> **Records that describe figures**:
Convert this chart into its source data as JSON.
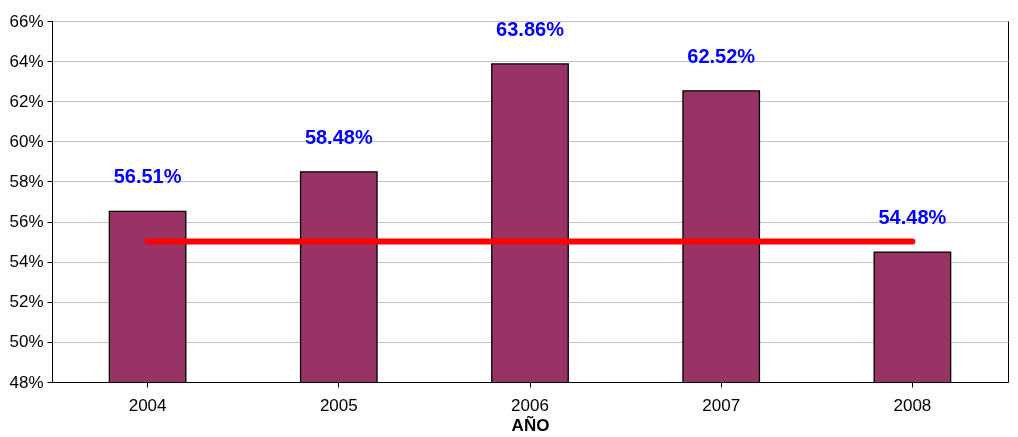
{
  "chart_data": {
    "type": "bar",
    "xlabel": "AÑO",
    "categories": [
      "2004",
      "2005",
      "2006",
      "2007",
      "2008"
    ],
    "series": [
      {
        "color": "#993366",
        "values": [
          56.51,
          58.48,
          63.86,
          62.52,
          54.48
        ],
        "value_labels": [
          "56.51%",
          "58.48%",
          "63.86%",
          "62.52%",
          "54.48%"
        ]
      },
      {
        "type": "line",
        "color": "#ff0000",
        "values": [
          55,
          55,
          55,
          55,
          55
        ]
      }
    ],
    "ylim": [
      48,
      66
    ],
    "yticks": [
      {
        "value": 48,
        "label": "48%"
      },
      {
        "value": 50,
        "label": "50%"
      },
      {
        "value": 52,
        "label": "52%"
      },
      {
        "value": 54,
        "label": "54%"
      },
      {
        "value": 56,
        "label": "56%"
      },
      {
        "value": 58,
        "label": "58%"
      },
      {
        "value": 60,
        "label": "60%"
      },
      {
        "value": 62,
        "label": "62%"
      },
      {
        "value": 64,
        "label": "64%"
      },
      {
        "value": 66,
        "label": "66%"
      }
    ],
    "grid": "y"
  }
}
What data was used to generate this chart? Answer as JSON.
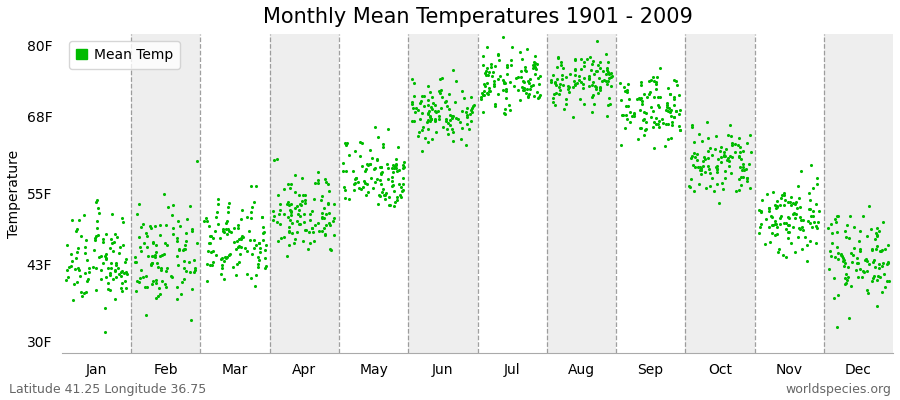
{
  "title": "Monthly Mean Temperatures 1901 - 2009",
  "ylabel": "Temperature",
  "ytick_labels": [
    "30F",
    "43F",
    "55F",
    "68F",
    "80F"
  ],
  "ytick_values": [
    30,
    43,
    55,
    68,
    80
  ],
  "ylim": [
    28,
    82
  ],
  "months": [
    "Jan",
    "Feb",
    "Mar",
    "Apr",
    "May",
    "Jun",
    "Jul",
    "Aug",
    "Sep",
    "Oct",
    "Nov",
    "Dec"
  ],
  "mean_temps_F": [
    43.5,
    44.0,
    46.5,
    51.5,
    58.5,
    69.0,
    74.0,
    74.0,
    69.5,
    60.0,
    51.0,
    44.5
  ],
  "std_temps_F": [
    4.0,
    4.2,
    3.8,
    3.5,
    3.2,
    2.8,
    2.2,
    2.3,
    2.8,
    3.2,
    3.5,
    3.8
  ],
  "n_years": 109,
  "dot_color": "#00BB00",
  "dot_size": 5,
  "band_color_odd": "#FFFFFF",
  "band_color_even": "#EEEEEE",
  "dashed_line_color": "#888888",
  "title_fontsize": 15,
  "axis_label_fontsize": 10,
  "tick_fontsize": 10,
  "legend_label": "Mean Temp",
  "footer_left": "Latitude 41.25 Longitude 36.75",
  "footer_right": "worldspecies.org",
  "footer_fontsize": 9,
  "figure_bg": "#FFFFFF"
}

> **Instructions for the task**:
Without the pictures, retype the whole of the material above exactly.

> **Problem solution**:
Convert this chart into its source data as JSON.
{
  "chart_data": {
    "type": "bar",
    "xlabel": "AÑO",
    "categories": [
      "2004",
      "2005",
      "2006",
      "2007",
      "2008"
    ],
    "series": [
      {
        "color": "#993366",
        "values": [
          56.51,
          58.48,
          63.86,
          62.52,
          54.48
        ],
        "value_labels": [
          "56.51%",
          "58.48%",
          "63.86%",
          "62.52%",
          "54.48%"
        ]
      },
      {
        "type": "line",
        "color": "#ff0000",
        "values": [
          55,
          55,
          55,
          55,
          55
        ]
      }
    ],
    "ylim": [
      48,
      66
    ],
    "yticks": [
      {
        "value": 48,
        "label": "48%"
      },
      {
        "value": 50,
        "label": "50%"
      },
      {
        "value": 52,
        "label": "52%"
      },
      {
        "value": 54,
        "label": "54%"
      },
      {
        "value": 56,
        "label": "56%"
      },
      {
        "value": 58,
        "label": "58%"
      },
      {
        "value": 60,
        "label": "60%"
      },
      {
        "value": 62,
        "label": "62%"
      },
      {
        "value": 64,
        "label": "64%"
      },
      {
        "value": 66,
        "label": "66%"
      }
    ],
    "grid": "y"
  }
}
What data was used to generate this chart? Answer as JSON.
{
  "title": "Monthly Mean Temperatures 1901 - 2009",
  "ylabel": "Temperature",
  "ytick_labels": [
    "30F",
    "43F",
    "55F",
    "68F",
    "80F"
  ],
  "ytick_values": [
    30,
    43,
    55,
    68,
    80
  ],
  "ylim": [
    28,
    82
  ],
  "months": [
    "Jan",
    "Feb",
    "Mar",
    "Apr",
    "May",
    "Jun",
    "Jul",
    "Aug",
    "Sep",
    "Oct",
    "Nov",
    "Dec"
  ],
  "mean_temps_F": [
    43.5,
    44.0,
    46.5,
    51.5,
    58.5,
    69.0,
    74.0,
    74.0,
    69.5,
    60.0,
    51.0,
    44.5
  ],
  "std_temps_F": [
    4.0,
    4.2,
    3.8,
    3.5,
    3.2,
    2.8,
    2.2,
    2.3,
    2.8,
    3.2,
    3.5,
    3.8
  ],
  "n_years": 109,
  "dot_color": "#00BB00",
  "dot_size": 5,
  "band_color_odd": "#FFFFFF",
  "band_color_even": "#EEEEEE",
  "dashed_line_color": "#888888",
  "title_fontsize": 15,
  "axis_label_fontsize": 10,
  "tick_fontsize": 10,
  "legend_label": "Mean Temp",
  "footer_left": "Latitude 41.25 Longitude 36.75",
  "footer_right": "worldspecies.org",
  "footer_fontsize": 9,
  "figure_bg": "#FFFFFF"
}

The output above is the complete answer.